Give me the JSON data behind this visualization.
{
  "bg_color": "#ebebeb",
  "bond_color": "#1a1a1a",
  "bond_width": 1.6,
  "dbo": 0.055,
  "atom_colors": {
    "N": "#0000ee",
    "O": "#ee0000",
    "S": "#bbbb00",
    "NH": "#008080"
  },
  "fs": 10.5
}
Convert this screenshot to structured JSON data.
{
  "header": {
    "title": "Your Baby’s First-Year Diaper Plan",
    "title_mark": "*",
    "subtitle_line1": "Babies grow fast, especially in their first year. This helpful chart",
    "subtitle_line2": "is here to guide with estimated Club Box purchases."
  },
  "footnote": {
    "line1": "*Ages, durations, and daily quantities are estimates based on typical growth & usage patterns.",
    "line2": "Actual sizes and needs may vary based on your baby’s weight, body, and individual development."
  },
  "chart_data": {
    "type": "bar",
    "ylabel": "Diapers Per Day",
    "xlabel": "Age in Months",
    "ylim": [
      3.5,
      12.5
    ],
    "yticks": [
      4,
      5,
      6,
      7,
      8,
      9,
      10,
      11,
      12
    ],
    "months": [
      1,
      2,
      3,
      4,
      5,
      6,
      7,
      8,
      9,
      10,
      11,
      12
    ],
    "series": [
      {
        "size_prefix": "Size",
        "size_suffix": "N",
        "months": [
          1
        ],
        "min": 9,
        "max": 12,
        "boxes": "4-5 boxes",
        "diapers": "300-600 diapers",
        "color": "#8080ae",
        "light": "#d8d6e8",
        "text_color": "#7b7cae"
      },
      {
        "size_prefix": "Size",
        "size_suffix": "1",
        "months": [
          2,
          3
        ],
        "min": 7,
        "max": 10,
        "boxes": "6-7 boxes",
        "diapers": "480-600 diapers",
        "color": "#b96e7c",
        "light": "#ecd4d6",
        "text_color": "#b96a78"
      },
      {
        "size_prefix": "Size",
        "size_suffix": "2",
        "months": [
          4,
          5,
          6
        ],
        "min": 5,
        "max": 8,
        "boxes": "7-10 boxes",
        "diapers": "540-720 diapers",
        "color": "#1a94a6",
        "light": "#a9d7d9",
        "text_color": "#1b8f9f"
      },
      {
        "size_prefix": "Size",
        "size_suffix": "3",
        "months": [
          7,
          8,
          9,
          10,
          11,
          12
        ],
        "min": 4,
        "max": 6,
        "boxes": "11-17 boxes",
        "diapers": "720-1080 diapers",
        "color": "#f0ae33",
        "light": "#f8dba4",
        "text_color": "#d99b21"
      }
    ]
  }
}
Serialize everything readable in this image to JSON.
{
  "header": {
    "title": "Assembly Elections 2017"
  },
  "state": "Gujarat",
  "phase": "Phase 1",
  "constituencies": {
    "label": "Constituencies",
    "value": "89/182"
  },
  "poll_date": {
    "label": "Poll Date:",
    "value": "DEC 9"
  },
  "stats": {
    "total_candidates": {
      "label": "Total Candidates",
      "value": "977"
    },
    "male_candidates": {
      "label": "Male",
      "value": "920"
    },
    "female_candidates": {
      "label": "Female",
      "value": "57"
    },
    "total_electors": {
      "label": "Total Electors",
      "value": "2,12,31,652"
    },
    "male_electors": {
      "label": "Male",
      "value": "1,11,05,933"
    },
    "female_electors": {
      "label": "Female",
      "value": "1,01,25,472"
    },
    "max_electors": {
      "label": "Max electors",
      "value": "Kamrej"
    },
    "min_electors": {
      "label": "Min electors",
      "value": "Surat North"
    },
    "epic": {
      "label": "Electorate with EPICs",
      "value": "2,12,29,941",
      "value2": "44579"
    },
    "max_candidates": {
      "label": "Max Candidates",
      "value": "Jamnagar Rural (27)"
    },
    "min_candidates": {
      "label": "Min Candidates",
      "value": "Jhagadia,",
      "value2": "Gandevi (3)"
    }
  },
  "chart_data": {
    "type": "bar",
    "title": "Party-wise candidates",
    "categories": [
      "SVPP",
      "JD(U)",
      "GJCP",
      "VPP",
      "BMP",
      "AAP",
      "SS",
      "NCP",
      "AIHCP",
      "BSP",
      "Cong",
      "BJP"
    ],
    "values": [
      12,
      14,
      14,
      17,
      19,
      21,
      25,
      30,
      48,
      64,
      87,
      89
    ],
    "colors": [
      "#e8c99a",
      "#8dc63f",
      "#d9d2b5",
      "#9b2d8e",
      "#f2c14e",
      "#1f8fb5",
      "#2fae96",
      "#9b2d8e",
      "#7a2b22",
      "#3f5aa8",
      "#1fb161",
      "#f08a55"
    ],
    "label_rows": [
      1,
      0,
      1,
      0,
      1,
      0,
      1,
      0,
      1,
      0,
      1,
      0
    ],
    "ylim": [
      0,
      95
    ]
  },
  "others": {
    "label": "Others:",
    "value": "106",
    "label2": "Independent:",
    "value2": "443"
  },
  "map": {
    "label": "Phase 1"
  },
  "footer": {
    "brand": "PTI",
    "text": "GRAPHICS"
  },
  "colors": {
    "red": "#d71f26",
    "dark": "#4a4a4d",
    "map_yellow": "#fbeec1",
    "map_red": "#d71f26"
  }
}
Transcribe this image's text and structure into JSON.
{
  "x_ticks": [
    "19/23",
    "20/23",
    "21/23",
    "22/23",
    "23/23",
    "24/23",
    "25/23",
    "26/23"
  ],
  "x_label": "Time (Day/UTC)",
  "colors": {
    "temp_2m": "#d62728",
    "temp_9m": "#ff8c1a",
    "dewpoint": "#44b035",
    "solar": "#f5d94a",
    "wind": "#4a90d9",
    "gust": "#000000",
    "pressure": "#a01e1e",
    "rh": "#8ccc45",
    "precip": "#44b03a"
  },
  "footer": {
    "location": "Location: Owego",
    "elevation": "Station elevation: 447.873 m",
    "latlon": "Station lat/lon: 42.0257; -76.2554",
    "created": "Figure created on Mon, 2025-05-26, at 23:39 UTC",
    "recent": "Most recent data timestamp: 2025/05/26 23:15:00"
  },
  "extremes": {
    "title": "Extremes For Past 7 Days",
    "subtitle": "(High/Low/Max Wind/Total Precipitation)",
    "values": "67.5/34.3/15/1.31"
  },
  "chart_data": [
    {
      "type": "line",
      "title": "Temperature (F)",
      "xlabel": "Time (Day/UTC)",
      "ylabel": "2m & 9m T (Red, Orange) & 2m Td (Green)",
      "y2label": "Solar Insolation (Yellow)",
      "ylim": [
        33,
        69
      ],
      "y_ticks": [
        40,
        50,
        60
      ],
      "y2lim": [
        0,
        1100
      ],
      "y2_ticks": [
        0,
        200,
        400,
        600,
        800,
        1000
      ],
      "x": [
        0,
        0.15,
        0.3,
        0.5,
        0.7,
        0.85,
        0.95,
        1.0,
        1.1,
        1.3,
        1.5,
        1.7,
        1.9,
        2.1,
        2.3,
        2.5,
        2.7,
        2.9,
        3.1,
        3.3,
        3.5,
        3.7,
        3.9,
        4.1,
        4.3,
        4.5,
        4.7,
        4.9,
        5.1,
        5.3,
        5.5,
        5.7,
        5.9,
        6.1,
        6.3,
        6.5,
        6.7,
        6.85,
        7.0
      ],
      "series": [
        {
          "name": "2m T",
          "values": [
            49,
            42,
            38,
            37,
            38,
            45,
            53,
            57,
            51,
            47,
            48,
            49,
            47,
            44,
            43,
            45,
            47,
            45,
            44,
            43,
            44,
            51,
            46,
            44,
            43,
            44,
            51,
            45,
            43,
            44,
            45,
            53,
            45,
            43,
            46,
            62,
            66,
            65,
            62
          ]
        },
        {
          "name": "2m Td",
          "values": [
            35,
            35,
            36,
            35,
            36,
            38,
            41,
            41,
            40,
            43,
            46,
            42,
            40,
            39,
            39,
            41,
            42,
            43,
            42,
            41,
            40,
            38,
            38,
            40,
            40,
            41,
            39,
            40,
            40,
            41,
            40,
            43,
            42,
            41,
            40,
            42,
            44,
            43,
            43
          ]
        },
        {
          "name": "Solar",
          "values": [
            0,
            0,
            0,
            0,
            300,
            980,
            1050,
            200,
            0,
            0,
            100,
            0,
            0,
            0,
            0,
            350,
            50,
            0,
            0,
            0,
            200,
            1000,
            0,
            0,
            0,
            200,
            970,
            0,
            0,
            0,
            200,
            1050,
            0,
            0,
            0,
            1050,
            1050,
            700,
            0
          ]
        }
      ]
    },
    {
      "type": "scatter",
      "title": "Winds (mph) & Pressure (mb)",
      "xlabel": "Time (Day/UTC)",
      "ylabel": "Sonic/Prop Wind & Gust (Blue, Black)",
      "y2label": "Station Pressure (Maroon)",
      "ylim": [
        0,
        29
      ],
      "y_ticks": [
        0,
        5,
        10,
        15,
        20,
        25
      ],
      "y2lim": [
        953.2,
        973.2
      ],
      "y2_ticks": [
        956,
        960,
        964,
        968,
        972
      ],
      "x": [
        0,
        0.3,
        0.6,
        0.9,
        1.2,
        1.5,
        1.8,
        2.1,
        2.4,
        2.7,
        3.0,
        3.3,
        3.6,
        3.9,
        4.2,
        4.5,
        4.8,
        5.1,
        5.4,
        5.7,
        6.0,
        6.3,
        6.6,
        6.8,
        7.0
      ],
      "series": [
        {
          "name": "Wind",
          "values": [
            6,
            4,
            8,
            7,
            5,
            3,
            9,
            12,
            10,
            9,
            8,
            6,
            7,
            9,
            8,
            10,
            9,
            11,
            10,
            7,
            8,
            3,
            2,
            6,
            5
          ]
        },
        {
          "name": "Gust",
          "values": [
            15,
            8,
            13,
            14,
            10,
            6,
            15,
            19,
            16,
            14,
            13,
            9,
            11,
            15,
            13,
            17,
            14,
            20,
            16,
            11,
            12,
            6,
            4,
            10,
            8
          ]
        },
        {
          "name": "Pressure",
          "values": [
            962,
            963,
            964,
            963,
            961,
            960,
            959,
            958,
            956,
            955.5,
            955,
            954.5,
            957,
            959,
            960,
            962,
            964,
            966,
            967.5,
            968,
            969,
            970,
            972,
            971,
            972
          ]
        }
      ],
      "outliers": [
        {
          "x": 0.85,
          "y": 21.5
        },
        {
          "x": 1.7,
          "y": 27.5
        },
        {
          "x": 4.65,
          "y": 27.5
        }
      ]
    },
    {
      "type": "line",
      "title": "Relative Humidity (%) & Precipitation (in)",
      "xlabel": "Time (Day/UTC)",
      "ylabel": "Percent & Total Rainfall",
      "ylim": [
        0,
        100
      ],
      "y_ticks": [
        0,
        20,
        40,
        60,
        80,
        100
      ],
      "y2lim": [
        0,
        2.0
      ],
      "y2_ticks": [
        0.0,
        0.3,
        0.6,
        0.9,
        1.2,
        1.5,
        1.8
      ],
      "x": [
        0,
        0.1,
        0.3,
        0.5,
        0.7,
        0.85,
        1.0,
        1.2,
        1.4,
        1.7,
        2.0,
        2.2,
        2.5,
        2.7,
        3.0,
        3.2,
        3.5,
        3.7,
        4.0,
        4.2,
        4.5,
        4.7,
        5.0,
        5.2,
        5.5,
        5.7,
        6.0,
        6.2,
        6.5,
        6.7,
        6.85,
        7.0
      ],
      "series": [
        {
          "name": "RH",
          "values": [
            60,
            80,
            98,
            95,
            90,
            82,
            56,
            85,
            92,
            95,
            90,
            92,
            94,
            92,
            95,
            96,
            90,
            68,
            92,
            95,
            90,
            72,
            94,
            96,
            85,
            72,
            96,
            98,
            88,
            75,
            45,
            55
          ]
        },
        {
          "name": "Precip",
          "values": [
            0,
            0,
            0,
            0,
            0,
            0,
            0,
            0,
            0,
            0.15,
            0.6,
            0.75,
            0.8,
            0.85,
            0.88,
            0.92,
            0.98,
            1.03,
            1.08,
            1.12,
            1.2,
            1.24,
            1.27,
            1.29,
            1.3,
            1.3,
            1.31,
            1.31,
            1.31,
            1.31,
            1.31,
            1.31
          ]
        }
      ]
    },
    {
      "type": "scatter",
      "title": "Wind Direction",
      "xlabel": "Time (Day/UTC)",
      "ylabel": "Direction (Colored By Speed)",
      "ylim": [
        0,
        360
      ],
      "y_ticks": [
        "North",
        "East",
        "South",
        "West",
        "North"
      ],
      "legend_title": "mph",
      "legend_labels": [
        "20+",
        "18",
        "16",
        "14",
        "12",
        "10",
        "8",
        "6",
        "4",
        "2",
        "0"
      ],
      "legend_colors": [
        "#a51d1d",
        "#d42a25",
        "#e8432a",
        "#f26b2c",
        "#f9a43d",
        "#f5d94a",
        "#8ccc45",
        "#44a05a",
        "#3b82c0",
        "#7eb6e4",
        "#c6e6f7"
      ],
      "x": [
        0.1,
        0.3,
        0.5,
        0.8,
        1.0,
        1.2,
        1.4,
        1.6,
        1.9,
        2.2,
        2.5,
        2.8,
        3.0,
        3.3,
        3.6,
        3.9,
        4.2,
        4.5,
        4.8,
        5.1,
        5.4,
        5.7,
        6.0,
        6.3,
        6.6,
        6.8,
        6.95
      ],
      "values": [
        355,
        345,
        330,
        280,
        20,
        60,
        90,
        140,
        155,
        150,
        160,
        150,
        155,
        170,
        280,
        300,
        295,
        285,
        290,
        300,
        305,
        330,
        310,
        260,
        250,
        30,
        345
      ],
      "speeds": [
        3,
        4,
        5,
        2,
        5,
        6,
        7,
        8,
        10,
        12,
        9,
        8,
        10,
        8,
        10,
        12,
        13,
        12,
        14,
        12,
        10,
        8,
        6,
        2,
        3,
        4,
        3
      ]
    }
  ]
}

--------

Gather each line of the records holding the string "Direction".

      "title": "Wind Direction",
      "ylabel": "Direction (Colored By Speed)",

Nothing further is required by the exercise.